Records to use

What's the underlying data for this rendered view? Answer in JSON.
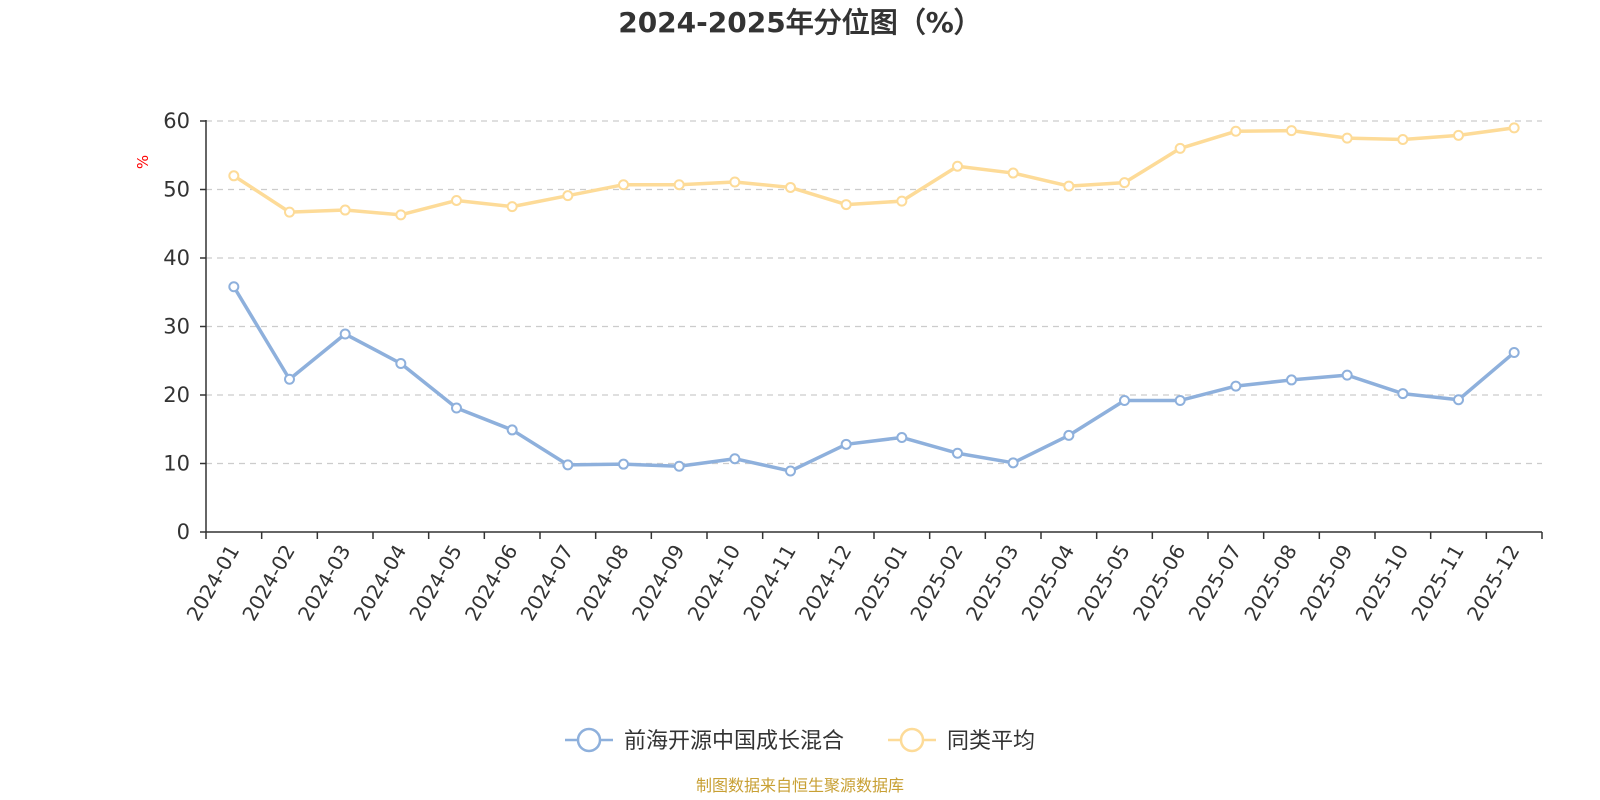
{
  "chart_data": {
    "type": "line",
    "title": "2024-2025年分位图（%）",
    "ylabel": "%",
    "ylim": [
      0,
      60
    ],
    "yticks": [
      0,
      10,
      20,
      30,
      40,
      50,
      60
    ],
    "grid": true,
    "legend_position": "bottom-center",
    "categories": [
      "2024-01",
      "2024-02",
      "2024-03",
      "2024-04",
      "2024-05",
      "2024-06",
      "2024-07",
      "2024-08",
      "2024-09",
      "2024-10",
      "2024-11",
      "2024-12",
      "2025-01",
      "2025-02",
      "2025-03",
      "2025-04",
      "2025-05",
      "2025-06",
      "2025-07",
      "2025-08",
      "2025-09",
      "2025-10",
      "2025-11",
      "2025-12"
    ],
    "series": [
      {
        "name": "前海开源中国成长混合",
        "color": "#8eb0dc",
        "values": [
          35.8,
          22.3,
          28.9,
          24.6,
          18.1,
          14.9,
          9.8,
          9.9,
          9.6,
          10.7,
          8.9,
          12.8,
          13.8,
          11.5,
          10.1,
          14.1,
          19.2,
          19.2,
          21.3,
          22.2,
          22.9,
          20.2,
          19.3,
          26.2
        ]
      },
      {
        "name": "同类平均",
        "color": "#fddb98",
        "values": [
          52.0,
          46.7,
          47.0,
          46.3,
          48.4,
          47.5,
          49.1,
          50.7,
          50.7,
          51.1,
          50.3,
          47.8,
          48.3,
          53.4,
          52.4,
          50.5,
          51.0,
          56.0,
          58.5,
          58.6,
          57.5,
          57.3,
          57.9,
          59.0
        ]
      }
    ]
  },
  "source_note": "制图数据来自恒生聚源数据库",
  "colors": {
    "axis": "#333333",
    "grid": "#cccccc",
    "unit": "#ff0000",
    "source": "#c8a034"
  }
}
* * *
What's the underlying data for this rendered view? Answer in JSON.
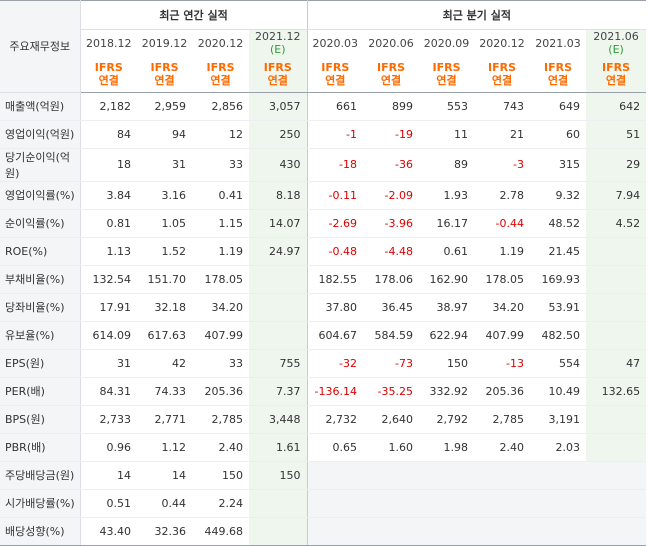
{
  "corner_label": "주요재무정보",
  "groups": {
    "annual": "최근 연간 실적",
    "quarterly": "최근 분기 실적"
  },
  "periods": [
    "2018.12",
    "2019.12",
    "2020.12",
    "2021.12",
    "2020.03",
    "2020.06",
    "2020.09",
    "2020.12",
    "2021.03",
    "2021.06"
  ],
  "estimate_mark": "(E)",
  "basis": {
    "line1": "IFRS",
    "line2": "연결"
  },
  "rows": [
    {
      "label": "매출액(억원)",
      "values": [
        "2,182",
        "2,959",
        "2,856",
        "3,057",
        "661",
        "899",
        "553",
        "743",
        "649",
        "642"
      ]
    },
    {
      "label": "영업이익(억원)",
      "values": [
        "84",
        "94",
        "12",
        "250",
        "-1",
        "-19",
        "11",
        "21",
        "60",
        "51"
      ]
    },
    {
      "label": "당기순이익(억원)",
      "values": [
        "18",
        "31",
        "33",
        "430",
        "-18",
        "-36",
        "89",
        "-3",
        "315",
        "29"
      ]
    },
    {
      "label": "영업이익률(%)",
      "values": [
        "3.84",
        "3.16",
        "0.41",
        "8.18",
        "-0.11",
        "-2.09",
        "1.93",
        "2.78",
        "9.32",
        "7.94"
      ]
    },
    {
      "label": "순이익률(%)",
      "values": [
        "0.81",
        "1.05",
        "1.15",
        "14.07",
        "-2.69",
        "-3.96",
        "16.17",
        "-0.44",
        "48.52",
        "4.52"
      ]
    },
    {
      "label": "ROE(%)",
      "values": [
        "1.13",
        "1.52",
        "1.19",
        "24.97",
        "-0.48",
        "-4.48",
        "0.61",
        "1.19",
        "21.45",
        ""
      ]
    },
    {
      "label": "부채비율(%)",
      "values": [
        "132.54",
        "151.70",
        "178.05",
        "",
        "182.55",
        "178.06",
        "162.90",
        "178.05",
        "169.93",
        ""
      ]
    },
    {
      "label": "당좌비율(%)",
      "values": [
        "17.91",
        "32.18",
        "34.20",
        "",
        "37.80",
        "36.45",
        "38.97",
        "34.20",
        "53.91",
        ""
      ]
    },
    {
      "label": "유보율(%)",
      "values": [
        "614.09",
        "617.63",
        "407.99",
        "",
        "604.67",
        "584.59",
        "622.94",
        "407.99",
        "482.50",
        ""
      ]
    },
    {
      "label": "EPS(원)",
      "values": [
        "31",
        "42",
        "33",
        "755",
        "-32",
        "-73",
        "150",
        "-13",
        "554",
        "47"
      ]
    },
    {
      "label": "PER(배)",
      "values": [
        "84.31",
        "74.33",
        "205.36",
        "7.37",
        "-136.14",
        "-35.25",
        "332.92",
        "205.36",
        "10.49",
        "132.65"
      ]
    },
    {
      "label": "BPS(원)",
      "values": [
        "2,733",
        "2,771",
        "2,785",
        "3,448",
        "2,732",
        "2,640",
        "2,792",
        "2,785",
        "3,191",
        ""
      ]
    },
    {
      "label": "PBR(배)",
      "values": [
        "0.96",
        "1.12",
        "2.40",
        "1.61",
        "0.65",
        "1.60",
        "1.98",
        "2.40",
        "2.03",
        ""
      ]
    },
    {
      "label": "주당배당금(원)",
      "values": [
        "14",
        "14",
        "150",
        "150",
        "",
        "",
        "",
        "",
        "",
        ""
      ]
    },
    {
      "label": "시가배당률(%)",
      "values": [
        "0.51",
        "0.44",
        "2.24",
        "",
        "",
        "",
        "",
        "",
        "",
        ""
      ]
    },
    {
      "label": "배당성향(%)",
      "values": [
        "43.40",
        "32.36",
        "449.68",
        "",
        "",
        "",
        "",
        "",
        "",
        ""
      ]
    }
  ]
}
--
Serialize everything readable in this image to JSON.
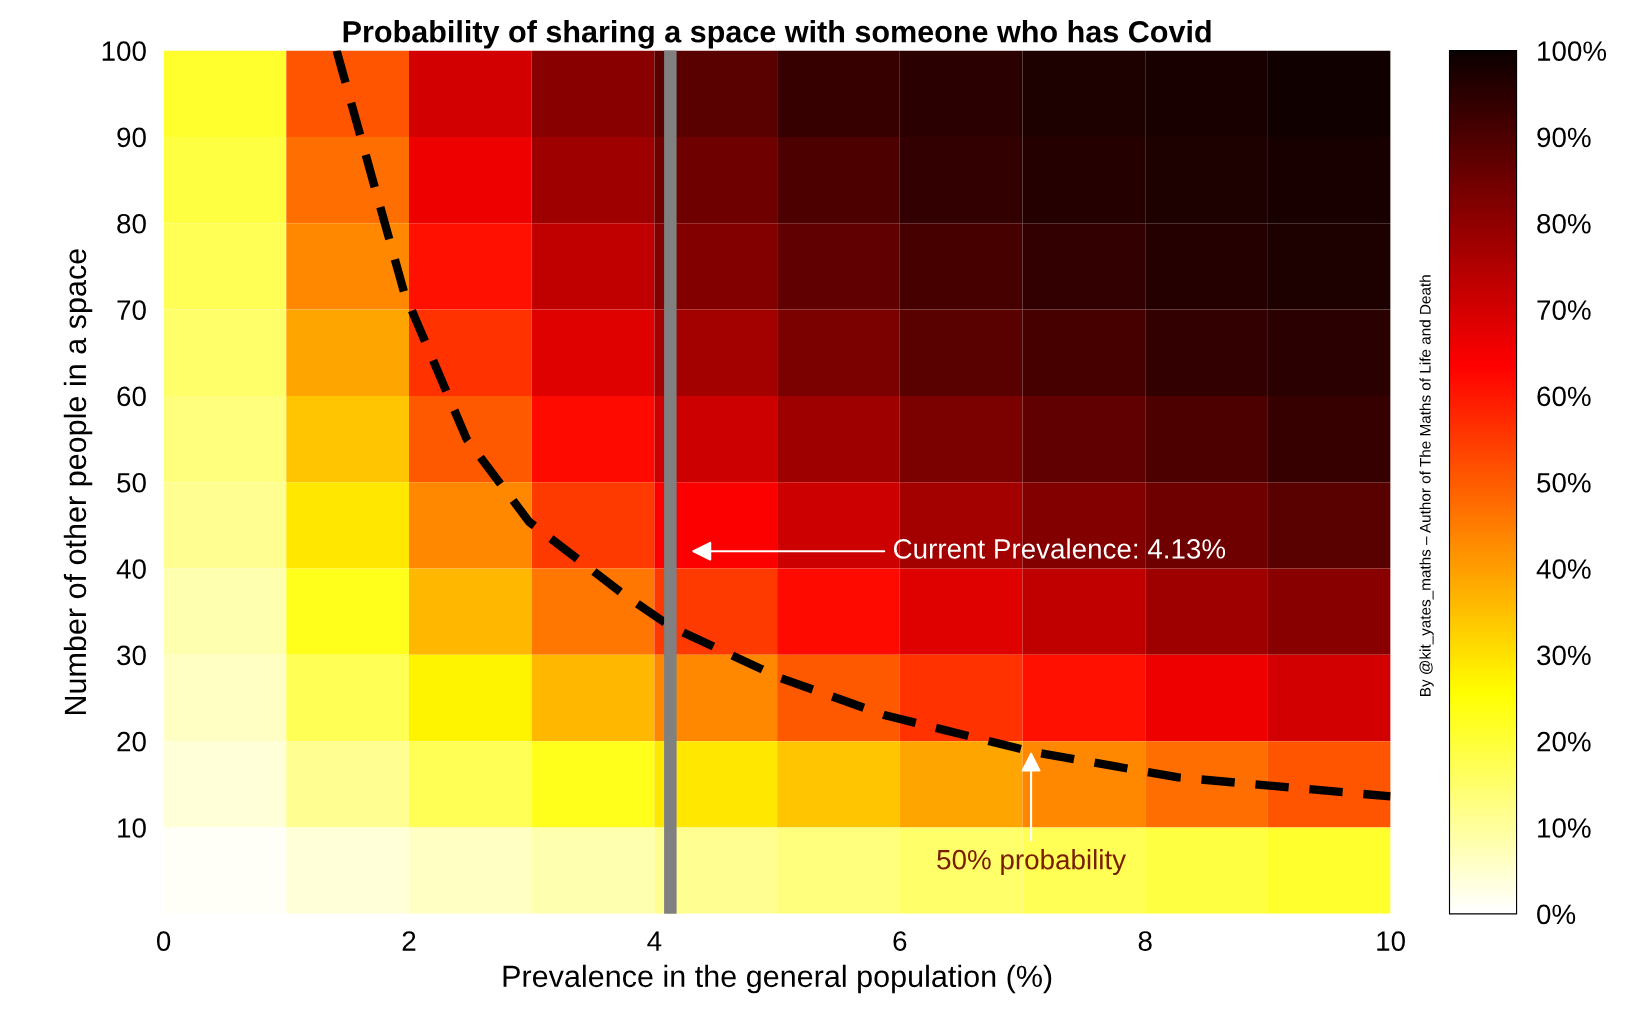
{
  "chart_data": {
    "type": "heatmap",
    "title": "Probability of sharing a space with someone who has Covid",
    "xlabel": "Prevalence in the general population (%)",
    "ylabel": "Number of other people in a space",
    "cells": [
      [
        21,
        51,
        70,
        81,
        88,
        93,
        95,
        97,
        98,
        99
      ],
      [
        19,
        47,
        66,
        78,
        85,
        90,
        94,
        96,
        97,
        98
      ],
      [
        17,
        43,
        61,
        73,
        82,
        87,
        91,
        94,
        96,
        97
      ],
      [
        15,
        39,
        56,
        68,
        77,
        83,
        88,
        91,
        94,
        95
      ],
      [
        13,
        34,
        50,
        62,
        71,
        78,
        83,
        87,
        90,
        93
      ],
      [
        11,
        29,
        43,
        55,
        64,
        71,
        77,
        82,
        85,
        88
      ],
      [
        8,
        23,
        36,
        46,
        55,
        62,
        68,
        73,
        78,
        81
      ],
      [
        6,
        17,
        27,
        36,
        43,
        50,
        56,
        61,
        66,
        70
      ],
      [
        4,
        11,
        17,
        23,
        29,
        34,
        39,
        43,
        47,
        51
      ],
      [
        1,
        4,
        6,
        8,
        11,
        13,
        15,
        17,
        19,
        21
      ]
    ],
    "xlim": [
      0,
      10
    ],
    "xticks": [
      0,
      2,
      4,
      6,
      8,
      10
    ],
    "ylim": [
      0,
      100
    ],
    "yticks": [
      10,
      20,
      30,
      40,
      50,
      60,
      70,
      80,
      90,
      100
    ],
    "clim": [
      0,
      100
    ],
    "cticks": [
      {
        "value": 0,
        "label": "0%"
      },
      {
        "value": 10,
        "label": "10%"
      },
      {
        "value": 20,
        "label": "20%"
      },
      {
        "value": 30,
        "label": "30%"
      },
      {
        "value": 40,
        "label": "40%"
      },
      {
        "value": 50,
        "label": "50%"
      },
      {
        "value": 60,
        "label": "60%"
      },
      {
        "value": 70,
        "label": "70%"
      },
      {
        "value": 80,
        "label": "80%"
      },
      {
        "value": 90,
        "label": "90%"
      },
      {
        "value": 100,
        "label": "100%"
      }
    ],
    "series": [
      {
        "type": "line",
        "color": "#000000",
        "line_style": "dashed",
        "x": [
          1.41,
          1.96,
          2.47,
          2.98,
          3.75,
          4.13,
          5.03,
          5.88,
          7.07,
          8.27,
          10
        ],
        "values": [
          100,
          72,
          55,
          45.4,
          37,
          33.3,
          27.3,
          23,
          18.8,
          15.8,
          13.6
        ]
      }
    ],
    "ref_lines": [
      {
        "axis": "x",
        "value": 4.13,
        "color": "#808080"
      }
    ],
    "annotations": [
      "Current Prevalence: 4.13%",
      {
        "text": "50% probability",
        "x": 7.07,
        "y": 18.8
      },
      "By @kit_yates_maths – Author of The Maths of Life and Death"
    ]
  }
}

Required task
Report all lines of the data above that include the string "title".

Solution for this problem
    "title": "2024-2025年分位图（%）",
    "title": "Probability of sharing a space with someone who has Covid",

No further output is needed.